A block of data
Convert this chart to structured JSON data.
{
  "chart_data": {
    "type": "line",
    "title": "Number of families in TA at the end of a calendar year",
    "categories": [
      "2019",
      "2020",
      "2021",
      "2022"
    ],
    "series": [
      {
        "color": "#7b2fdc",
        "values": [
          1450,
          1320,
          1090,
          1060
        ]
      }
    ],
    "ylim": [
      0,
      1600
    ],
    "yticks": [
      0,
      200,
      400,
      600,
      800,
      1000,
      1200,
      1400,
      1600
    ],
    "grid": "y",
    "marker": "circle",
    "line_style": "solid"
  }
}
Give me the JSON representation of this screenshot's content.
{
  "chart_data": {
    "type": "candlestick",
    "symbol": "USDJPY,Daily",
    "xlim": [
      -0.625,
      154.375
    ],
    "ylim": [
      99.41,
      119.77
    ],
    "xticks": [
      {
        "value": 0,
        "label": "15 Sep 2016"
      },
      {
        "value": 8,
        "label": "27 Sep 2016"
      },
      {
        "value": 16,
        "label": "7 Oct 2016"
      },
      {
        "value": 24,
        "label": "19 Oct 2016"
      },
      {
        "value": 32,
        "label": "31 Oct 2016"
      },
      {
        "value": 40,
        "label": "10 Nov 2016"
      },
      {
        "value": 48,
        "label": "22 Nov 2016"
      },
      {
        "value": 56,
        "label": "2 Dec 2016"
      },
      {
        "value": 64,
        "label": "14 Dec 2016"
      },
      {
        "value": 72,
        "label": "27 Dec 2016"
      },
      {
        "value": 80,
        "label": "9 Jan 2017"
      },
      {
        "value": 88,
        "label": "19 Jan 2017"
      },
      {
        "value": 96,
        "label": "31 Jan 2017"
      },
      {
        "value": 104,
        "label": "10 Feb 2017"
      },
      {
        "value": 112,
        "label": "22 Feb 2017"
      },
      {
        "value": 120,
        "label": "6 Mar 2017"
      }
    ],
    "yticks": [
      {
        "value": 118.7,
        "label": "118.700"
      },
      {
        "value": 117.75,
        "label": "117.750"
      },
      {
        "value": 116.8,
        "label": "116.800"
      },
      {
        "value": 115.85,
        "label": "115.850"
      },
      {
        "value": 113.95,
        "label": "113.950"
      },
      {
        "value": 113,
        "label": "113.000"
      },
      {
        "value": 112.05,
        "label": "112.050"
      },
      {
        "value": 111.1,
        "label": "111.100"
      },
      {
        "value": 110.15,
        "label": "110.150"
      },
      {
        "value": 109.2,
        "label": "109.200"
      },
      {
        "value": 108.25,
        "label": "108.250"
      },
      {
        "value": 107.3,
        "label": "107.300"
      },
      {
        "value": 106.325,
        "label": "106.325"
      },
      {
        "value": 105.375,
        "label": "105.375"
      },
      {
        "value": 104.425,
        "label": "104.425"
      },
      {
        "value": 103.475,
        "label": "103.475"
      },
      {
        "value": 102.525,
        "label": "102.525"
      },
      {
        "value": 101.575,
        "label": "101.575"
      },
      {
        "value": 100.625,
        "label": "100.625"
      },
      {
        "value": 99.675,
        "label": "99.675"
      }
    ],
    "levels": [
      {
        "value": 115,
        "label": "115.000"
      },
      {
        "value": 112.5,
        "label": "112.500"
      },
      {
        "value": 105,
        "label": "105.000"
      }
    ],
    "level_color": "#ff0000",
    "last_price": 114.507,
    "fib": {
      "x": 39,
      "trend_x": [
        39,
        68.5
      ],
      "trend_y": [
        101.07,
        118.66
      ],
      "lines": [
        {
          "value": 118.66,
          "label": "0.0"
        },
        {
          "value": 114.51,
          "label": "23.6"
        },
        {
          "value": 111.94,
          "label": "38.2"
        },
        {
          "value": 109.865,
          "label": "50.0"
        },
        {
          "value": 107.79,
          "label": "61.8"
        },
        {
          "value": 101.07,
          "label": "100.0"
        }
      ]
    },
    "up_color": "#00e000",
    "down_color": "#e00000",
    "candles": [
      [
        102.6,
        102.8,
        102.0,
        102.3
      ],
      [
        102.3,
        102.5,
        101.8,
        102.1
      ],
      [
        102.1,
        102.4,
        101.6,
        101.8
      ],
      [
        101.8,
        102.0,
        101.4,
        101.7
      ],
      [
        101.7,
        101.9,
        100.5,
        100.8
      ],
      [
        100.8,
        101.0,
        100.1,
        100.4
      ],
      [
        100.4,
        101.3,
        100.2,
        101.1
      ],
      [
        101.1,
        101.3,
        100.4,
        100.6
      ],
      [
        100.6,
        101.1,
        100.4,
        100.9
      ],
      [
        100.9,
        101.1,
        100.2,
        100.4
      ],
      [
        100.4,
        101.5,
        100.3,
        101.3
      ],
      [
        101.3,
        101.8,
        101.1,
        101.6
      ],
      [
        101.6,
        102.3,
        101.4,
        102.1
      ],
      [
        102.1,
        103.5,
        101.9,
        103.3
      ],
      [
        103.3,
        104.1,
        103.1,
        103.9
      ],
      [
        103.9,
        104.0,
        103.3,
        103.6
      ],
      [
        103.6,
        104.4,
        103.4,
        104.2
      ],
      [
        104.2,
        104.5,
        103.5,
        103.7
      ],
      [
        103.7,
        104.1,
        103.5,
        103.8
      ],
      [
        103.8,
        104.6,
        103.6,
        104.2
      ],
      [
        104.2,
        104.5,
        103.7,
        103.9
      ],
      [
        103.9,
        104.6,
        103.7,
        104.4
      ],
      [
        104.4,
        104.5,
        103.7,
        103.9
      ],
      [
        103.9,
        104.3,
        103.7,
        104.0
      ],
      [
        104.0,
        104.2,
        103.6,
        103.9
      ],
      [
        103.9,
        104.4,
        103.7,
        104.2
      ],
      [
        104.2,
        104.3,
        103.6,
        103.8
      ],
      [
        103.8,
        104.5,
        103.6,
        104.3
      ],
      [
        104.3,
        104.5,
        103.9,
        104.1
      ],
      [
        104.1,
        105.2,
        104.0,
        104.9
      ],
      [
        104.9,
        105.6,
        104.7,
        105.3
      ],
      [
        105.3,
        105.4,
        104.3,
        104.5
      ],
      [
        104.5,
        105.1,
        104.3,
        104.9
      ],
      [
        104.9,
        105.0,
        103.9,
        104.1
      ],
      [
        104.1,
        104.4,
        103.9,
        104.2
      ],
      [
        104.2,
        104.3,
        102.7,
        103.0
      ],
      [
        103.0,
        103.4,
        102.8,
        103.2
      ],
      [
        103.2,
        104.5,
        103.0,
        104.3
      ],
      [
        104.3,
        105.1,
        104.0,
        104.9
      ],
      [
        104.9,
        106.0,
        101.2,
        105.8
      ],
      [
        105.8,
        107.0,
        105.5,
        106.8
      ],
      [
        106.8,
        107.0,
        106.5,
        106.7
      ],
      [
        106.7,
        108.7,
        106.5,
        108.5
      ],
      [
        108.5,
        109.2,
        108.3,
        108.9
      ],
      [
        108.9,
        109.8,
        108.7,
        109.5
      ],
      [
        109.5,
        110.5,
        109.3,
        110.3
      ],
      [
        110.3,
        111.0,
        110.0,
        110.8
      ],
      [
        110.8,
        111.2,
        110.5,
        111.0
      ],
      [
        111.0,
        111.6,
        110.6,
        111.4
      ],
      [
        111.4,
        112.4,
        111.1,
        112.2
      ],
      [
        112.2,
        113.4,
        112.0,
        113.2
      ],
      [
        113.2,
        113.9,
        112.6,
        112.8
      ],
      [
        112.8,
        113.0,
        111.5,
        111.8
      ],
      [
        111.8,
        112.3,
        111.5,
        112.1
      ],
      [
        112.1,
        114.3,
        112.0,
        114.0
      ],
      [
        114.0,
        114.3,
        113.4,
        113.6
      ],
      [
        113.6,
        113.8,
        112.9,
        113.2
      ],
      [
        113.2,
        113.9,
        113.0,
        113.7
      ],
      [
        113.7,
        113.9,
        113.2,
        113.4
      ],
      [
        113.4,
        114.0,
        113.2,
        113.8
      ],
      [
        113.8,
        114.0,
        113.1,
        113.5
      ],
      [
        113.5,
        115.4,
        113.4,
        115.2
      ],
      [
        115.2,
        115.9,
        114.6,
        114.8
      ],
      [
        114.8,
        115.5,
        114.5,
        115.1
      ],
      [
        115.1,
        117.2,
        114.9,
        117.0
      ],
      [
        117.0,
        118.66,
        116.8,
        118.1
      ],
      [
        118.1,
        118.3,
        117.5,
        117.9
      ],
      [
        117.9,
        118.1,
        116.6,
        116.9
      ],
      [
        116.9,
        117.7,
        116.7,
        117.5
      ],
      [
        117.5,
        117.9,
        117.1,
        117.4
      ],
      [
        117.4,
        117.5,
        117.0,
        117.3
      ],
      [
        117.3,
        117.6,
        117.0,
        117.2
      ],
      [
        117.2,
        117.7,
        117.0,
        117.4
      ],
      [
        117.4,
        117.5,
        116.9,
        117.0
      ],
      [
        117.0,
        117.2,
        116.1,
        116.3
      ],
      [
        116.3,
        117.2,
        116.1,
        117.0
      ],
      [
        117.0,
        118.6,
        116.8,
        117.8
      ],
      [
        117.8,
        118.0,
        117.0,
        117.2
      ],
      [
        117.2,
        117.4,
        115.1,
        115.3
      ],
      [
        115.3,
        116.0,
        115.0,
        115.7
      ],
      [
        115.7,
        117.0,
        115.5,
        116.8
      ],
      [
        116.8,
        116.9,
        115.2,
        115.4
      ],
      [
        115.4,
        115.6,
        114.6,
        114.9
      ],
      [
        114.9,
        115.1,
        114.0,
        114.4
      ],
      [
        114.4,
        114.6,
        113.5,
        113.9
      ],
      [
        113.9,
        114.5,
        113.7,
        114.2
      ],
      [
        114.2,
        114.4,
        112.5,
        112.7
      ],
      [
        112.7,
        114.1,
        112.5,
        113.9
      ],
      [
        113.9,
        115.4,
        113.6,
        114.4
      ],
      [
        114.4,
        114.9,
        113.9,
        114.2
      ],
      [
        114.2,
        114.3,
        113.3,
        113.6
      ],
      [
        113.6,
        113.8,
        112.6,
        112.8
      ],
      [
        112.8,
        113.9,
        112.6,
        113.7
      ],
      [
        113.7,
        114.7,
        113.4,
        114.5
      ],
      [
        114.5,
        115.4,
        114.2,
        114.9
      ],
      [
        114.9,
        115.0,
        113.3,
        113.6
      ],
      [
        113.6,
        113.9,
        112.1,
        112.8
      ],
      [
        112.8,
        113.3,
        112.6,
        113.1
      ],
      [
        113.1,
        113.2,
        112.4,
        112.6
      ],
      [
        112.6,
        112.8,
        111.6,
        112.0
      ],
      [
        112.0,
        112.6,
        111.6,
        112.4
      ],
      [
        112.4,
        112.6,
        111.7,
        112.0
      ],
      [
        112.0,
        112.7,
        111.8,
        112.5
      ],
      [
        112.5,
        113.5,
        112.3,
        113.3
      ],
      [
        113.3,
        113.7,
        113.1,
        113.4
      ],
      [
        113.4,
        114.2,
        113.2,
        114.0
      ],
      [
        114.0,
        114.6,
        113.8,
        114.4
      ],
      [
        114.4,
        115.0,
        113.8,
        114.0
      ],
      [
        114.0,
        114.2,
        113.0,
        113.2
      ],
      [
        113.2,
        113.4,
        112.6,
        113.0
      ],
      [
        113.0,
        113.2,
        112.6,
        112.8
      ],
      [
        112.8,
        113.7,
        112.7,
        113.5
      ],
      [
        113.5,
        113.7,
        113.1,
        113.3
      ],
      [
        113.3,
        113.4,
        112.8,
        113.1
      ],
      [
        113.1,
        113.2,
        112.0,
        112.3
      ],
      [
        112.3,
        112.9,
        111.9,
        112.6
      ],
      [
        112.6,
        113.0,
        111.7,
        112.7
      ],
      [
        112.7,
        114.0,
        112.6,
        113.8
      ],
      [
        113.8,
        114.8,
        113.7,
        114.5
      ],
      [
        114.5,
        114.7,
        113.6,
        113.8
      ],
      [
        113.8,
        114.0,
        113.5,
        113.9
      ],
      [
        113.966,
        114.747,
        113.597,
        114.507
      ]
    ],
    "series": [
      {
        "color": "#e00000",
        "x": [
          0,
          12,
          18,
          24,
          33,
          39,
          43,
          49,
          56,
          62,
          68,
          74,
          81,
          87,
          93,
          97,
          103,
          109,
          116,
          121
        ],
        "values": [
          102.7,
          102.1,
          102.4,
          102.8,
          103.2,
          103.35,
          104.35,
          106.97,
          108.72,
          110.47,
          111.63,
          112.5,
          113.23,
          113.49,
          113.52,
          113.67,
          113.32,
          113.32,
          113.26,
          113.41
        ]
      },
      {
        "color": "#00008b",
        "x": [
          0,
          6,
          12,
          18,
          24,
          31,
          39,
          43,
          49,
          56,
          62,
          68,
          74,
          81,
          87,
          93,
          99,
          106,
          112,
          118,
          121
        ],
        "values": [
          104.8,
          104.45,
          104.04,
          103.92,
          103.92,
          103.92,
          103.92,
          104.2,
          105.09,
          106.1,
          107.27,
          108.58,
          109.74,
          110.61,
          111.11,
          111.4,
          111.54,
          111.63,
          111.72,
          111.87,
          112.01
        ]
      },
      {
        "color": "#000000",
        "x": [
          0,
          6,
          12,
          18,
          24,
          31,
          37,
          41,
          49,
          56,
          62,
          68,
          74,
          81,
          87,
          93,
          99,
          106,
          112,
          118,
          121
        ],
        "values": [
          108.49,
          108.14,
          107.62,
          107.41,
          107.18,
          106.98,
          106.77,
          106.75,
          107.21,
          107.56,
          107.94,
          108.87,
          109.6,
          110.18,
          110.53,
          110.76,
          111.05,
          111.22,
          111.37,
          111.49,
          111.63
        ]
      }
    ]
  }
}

• **EXERCISE AIM**: Give the number of lines that hold the word "JSON" in these records, with nothing added.

• **THE COMPLETED TASK**: 2